◆ **ENTRIES SHOWN**:
○ ○ ○ ○

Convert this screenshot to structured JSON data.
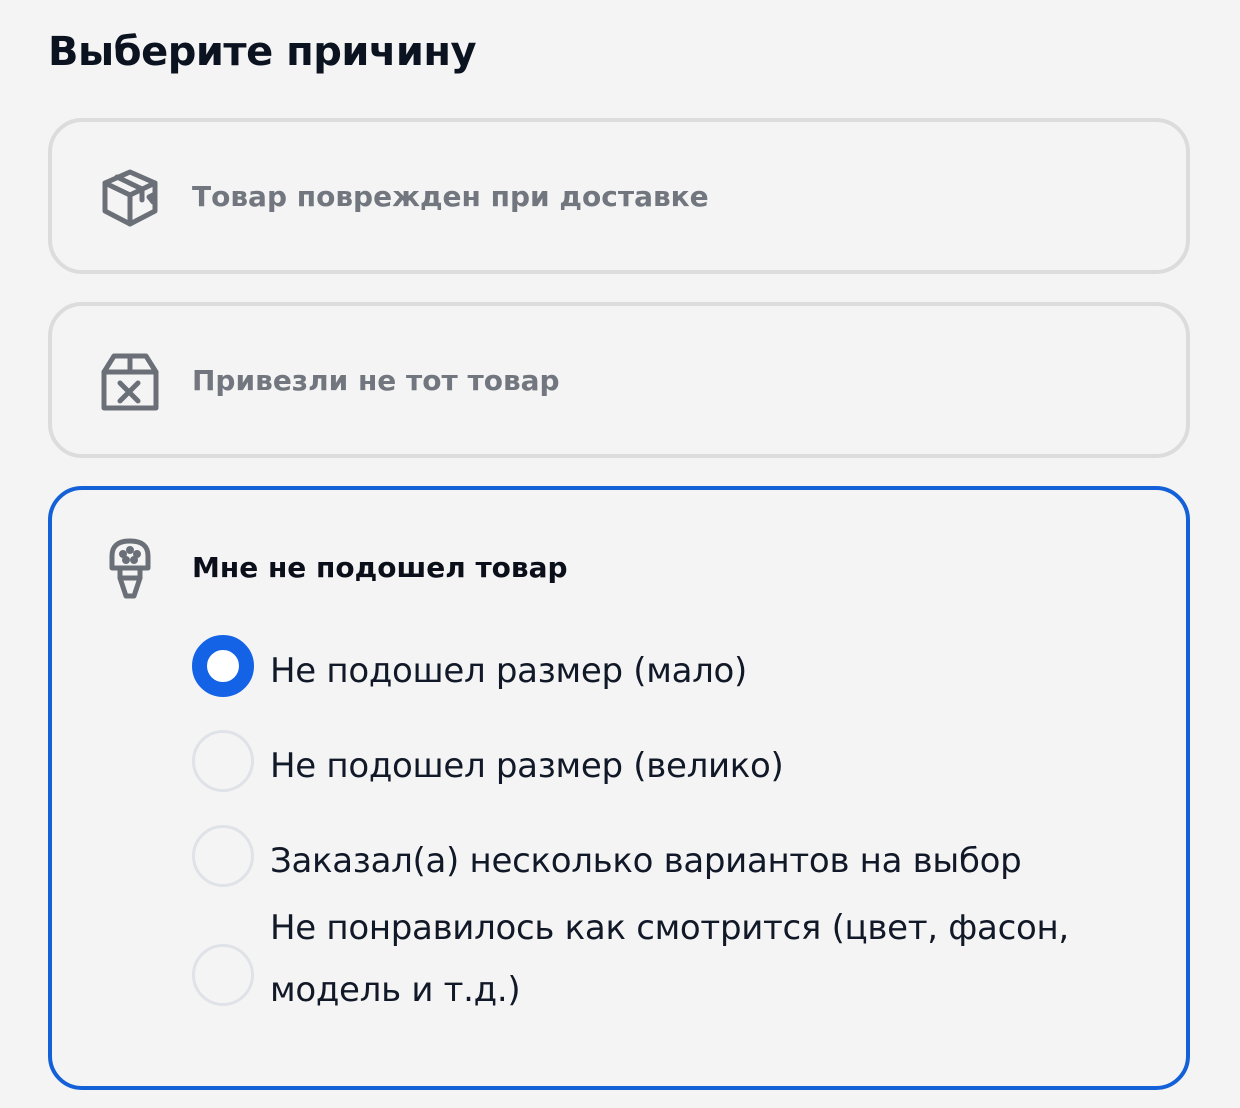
{
  "page": {
    "title": "Выберите причину"
  },
  "reasons": [
    {
      "label": "Товар поврежден при доставке",
      "icon": "damaged-box-icon",
      "selected": false
    },
    {
      "label": "Привезли не тот товар",
      "icon": "wrong-box-icon",
      "selected": false
    },
    {
      "label": "Мне не подошел товар",
      "icon": "plug-icon",
      "selected": true,
      "options": [
        {
          "label": "Не подошел размер (мало)",
          "checked": true
        },
        {
          "label": "Не подошел размер (велико)",
          "checked": false
        },
        {
          "label": "Заказал(а) несколько вариантов на выбор",
          "checked": false
        },
        {
          "label": "Не понравилось как смотрится (цвет, фасон, модель и т.д.)",
          "checked": false
        }
      ]
    }
  ],
  "colors": {
    "accent": "#1463e6",
    "card_border": "#dcdcdc",
    "selected_border": "#1460d8",
    "muted_text": "#72767e",
    "background": "#f4f4f4"
  }
}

○ ○ ○ ○

◆ **WHAT IS REQUIRED**:
All the material shown above is to be copied exactly, with no pictures carried over.

◆ **EXPECTED ANSWER**:
Convert this screenshot to structured JSON data.
{
  "page": {
    "title": "Выберите причину"
  },
  "reasons": [
    {
      "label": "Товар поврежден при доставке",
      "icon": "damaged-box-icon",
      "selected": false
    },
    {
      "label": "Привезли не тот товар",
      "icon": "wrong-box-icon",
      "selected": false
    },
    {
      "label": "Мне не подошел товар",
      "icon": "plug-icon",
      "selected": true,
      "options": [
        {
          "label": "Не подошел размер (мало)",
          "checked": true
        },
        {
          "label": "Не подошел размер (велико)",
          "checked": false
        },
        {
          "label": "Заказал(а) несколько вариантов на выбор",
          "checked": false
        },
        {
          "label": "Не понравилось как смотрится (цвет, фасон, модель и т.д.)",
          "checked": false
        }
      ]
    }
  ],
  "colors": {
    "accent": "#1463e6",
    "card_border": "#dcdcdc",
    "selected_border": "#1460d8",
    "muted_text": "#72767e",
    "background": "#f4f4f4"
  }
}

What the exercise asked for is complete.